Problem details
All material below is to be reproduced exactly.

Materials provided

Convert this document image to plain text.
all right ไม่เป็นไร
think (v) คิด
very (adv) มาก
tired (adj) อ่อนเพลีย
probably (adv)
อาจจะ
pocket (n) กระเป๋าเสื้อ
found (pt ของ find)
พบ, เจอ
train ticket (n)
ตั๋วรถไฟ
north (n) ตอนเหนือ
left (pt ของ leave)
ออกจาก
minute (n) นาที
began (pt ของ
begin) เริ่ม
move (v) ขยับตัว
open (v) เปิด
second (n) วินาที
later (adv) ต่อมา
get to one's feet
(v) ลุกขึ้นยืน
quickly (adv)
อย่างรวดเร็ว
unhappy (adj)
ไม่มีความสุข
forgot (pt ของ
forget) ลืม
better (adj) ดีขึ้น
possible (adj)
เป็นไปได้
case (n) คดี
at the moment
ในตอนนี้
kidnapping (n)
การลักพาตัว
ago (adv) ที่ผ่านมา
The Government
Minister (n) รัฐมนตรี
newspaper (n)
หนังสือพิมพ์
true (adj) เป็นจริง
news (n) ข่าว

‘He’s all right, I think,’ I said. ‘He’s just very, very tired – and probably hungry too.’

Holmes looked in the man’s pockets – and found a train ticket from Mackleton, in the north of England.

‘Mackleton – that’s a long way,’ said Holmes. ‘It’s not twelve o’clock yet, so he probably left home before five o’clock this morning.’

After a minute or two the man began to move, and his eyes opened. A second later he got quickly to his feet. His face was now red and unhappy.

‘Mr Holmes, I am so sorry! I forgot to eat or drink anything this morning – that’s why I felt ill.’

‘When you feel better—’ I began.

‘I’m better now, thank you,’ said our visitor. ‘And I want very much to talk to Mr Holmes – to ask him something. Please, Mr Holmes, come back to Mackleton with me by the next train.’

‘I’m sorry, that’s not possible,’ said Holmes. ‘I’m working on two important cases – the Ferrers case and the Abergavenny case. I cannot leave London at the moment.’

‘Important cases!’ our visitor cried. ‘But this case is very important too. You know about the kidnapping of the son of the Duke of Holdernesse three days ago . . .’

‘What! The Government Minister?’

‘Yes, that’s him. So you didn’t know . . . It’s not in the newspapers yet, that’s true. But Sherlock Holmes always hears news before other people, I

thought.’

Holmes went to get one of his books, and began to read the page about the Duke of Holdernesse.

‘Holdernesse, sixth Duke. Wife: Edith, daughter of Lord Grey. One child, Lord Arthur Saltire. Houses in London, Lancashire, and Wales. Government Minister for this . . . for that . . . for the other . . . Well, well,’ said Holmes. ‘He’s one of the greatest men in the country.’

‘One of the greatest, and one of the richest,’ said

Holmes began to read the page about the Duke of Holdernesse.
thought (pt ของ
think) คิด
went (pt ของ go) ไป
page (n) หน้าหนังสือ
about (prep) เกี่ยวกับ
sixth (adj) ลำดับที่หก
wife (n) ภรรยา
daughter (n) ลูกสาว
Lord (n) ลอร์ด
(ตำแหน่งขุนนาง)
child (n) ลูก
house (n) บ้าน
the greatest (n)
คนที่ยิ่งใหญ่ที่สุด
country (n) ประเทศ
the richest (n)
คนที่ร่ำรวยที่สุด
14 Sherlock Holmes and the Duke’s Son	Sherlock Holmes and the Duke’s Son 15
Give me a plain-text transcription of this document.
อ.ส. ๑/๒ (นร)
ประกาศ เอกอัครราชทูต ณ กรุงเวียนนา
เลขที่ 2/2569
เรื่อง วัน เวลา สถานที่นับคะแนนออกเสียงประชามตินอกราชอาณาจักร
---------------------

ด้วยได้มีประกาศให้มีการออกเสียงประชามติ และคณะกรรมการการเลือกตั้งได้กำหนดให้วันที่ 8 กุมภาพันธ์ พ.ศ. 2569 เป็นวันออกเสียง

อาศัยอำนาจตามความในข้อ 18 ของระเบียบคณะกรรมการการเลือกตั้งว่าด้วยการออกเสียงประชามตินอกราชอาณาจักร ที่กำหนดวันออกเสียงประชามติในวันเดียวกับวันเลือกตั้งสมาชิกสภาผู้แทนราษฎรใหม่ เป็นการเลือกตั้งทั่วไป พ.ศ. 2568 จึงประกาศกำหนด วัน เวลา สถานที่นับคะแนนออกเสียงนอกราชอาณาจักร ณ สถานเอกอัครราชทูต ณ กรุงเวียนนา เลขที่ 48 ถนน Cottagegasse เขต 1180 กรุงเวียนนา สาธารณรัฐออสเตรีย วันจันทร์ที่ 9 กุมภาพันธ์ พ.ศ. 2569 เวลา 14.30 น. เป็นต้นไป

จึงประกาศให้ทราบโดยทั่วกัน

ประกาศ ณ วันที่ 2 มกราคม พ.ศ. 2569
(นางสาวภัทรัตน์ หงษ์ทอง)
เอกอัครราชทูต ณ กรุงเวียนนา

Response to this exercise
Convert this document image to plain text.
all right ไม่เป็นไร
think (v) คิด
very (adv) มาก
tired (adj) อ่อนเพลีย
probably (adv)
อาจจะ
pocket (n) กระเป๋าเสื้อ
found (pt ของ find)
พบ, เจอ
train ticket (n)
ตั๋วรถไฟ
north (n) ตอนเหนือ
left (pt ของ leave)
ออกจาก
minute (n) นาที
began (pt ของ
begin) เริ่ม
move (v) ขยับตัว
open (v) เปิด
second (n) วินาที
later (adv) ต่อมา
get to one's feet
(v) ลุกขึ้นยืน
quickly (adv)
อย่างรวดเร็ว
unhappy (adj)
ไม่มีความสุข
forgot (pt ของ
forget) ลืม
better (adj) ดีขึ้น
possible (adj)
เป็นไปได้
case (n) คดี
at the moment
ในตอนนี้
kidnapping (n)
การลักพาตัว
ago (adv) ที่ผ่านมา
The Government
Minister (n) รัฐมนตรี
newspaper (n)
หนังสือพิมพ์
true (adj) เป็นจริง
news (n) ข่าว

‘He’s all right, I think,’ I said. ‘He’s just very, very tired – and probably hungry too.’

Holmes looked in the man’s pockets – and found a train ticket from Mackleton, in the north of England.

‘Mackleton – that’s a long way,’ said Holmes. ‘It’s not twelve o’clock yet, so he probably left home before five o’clock this morning.’

After a minute or two the man began to move, and his eyes opened. A second later he got quickly to his feet. His face was now red and unhappy.

‘Mr Holmes, I am so sorry! I forgot to eat or drink anything this morning – that’s why I felt ill.’

‘When you feel better—’ I began.

‘I’m better now, thank you,’ said our visitor. ‘And I want very much to talk to Mr Holmes – to ask him something. Please, Mr Holmes, come back to Mackleton with me by the next train.’

‘I’m sorry, that’s not possible,’ said Holmes. ‘I’m working on two important cases – the Ferrers case and the Abergavenny case. I cannot leave London at the moment.’

‘Important cases!’ our visitor cried. ‘But this case is very important too. You know about the kidnapping of the son of the Duke of Holdernesse three days ago . . .’

‘What! The Government Minister?’

‘Yes, that’s him. So you didn’t know . . . It’s not in the newspapers yet, that’s true. But Sherlock Holmes always hears news before other people, I

thought.’

Holmes went to get one of his books, and began to read the page about the Duke of Holdernesse.

‘Holdernesse, sixth Duke. Wife: Edith, daughter of Lord Grey. One child, Lord Arthur Saltire. Houses in London, Lancashire, and Wales. Government Minister for this . . . for that . . . for the other . . . Well, well,’ said Holmes. ‘He’s one of the greatest men in the country.’

‘One of the greatest, and one of the richest,’ said

Holmes began to read the page about the Duke of Holdernesse.
thought (pt ของ
think) คิด
went (pt ของ go) ไป
page (n) หน้าหนังสือ
about (prep) เกี่ยวกับ
sixth (adj) ลำดับที่หก
wife (n) ภรรยา
daughter (n) ลูกสาว
Lord (n) ลอร์ด
(ตำแหน่งขุนนาง)
child (n) ลูก
house (n) บ้าน
the greatest (n)
คนที่ยิ่งใหญ่ที่สุด
country (n) ประเทศ
the richest (n)
คนที่ร่ำรวยที่สุด
14 Sherlock Holmes and the Duke’s Son	Sherlock Holmes and the Duke’s Son 15
Give me a plain-text transcription of this document.
อ.ส. ๑/๒ (นร)
ประกาศ เอกอัครราชทูต ณ กรุงเวียนนา
เลขที่ 2/2569
เรื่อง วัน เวลา สถานที่นับคะแนนออกเสียงประชามตินอกราชอาณาจักร
---------------------

ด้วยได้มีประกาศให้มีการออกเสียงประชามติ และคณะกรรมการการเลือกตั้งได้กำหนดให้วันที่ 8 กุมภาพันธ์ พ.ศ. 2569 เป็นวันออกเสียง

อาศัยอำนาจตามความในข้อ 18 ของระเบียบคณะกรรมการการเลือกตั้งว่าด้วยการออกเสียงประชามตินอกราชอาณาจักร ที่กำหนดวันออกเสียงประชามติในวันเดียวกับวันเลือกตั้งสมาชิกสภาผู้แทนราษฎรใหม่ เป็นการเลือกตั้งทั่วไป พ.ศ. 2568 จึงประกาศกำหนด วัน เวลา สถานที่นับคะแนนออกเสียงนอกราชอาณาจักร ณ สถานเอกอัครราชทูต ณ กรุงเวียนนา เลขที่ 48 ถนน Cottagegasse เขต 1180 กรุงเวียนนา สาธารณรัฐออสเตรีย วันจันทร์ที่ 9 กุมภาพันธ์ พ.ศ. 2569 เวลา 14.30 น. เป็นต้นไป

จึงประกาศให้ทราบโดยทั่วกัน

ประกาศ ณ วันที่ 2 มกราคม พ.ศ. 2569
(นางสาวภัทรัตน์ หงษ์ทอง)
เอกอัครราชทูต ณ กรุงเวียนนา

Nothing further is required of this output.